| What to do |
Look through the lines below and extract each one that contains "compra".

Records excerpted from a collection:
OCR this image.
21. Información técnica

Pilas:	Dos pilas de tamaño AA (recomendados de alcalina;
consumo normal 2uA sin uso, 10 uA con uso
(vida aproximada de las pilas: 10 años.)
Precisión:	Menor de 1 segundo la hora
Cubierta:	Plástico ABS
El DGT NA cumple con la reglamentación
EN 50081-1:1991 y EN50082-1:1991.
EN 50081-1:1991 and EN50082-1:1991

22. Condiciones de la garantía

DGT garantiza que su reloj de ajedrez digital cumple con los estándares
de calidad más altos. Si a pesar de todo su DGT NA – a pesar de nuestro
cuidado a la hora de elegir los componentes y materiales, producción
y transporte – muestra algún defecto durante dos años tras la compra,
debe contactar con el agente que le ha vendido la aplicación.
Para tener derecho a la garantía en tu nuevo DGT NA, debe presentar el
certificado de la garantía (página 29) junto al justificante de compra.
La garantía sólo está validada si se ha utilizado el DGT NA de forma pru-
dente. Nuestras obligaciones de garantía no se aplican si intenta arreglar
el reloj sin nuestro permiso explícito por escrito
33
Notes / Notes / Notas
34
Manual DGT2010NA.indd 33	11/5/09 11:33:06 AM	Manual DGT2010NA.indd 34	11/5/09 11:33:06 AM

| Response for this exercise |
y transporte – muestra algún defecto durante dos años tras la compra,
certificado de la garantía (página 29) junto al justificante de compra.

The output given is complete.